***** Data for this exercise

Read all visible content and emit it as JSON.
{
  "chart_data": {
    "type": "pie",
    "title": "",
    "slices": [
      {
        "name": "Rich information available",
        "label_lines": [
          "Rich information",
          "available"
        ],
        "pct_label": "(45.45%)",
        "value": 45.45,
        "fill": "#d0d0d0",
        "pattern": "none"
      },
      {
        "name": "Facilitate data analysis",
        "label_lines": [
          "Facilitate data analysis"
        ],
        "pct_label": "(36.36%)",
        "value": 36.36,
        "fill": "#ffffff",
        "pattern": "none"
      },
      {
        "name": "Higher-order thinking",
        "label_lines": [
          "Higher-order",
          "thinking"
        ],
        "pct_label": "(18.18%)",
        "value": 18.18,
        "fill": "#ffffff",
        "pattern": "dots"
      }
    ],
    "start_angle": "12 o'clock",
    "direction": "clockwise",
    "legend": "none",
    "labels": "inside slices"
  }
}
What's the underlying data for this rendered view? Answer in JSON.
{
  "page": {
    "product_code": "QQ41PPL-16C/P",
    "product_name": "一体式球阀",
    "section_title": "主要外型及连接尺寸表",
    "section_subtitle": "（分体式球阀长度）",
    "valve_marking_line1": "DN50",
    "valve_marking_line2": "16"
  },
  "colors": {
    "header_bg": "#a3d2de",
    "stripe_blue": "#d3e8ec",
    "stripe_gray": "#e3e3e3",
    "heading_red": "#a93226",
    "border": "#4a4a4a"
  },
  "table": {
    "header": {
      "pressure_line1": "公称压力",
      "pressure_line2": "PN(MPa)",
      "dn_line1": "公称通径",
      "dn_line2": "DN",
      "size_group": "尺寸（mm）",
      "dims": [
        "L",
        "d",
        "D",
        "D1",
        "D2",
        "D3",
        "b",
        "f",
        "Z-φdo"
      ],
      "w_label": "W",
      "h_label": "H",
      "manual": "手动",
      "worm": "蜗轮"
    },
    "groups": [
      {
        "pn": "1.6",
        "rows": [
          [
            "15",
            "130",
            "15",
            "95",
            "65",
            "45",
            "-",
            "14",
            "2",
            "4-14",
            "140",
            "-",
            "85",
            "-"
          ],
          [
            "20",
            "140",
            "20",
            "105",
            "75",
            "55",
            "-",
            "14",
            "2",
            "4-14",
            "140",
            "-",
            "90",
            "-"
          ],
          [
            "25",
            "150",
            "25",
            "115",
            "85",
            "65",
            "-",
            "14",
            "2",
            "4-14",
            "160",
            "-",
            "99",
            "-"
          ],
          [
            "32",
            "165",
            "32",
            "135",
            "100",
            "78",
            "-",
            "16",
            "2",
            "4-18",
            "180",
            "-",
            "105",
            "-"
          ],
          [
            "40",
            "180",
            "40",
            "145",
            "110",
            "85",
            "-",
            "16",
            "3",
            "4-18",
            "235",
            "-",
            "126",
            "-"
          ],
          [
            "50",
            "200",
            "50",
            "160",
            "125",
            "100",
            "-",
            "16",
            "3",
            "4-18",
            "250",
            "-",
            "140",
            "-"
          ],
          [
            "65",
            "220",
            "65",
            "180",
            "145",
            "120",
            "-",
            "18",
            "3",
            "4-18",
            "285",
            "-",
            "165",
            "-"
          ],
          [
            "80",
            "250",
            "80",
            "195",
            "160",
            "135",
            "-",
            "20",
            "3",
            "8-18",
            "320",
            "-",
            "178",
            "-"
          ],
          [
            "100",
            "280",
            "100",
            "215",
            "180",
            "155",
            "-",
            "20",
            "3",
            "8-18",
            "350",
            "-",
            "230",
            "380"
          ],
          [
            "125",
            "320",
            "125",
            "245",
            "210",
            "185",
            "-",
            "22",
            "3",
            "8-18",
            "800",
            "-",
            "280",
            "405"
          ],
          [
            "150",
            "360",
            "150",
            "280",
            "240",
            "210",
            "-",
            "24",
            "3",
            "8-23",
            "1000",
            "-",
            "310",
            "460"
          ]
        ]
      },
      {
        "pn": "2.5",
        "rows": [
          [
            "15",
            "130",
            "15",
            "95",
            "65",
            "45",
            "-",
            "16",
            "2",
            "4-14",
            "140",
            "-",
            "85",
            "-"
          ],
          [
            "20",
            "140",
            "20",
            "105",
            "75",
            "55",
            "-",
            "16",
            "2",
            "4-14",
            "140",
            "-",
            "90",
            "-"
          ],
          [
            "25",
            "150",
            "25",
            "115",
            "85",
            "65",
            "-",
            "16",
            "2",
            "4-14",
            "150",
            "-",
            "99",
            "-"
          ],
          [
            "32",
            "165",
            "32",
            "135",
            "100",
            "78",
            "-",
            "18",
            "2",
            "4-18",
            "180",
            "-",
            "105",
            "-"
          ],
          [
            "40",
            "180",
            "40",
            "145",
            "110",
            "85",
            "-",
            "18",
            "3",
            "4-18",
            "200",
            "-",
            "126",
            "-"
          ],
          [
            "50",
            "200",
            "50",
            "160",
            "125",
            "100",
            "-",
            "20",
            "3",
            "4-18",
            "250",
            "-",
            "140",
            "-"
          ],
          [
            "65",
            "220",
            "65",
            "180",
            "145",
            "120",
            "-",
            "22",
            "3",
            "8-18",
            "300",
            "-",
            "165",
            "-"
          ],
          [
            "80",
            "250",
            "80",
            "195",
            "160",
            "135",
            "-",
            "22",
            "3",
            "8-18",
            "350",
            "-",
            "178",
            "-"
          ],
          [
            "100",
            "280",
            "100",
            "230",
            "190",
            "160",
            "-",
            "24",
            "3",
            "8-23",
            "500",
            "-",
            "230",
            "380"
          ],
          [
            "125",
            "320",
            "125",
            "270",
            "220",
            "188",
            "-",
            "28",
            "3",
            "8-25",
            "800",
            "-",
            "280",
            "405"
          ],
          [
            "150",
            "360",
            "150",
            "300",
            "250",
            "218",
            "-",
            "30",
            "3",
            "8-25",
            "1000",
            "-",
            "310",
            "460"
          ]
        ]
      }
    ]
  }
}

**********
***** Data for this exercise

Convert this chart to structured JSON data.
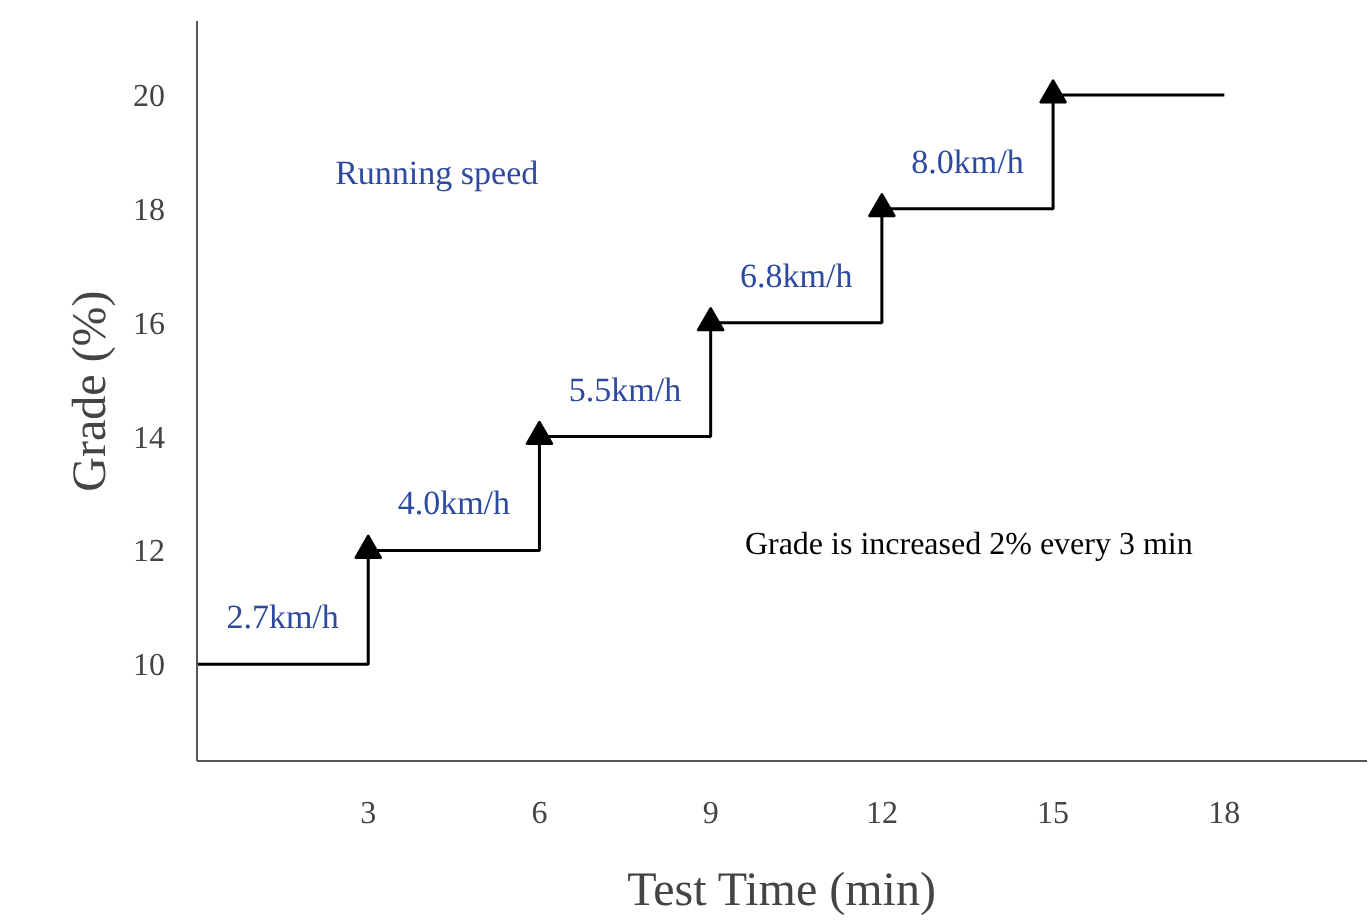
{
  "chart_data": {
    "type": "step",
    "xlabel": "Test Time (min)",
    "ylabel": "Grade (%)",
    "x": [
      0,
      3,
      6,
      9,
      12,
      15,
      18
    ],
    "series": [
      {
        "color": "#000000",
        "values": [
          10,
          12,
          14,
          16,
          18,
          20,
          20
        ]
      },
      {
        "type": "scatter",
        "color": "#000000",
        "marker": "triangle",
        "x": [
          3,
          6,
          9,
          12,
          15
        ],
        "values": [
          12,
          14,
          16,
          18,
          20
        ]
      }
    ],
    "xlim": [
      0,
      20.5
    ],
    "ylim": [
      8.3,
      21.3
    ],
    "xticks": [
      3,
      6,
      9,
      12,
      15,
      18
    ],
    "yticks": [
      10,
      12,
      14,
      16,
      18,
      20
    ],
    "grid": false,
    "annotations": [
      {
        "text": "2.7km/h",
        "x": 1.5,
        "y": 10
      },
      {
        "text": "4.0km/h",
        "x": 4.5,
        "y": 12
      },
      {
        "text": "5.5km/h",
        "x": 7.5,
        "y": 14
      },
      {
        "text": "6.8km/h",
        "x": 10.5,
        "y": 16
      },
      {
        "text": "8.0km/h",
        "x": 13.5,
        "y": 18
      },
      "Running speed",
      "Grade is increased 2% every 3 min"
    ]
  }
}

**********
***** Data for this exercise

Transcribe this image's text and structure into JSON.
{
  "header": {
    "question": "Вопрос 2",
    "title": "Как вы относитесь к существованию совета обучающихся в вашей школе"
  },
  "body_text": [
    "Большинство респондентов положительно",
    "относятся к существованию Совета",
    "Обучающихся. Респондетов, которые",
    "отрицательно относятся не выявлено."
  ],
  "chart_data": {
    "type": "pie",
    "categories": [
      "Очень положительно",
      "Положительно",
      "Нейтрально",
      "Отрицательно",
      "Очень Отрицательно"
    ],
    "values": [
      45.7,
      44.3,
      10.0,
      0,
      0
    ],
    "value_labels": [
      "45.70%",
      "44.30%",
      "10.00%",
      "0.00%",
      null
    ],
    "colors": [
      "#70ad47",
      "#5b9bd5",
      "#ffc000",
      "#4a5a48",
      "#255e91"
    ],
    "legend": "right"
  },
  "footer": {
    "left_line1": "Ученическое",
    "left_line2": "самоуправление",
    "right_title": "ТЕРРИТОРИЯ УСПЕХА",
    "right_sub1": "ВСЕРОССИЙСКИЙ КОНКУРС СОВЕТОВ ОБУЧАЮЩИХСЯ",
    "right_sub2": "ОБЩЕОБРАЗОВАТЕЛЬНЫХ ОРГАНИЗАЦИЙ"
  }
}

**********

• Aim: Identify all lines in the records above with the word "analysis".

• Written reply:
        "name": "Facilitate data analysis",
          "Facilitate data analysis"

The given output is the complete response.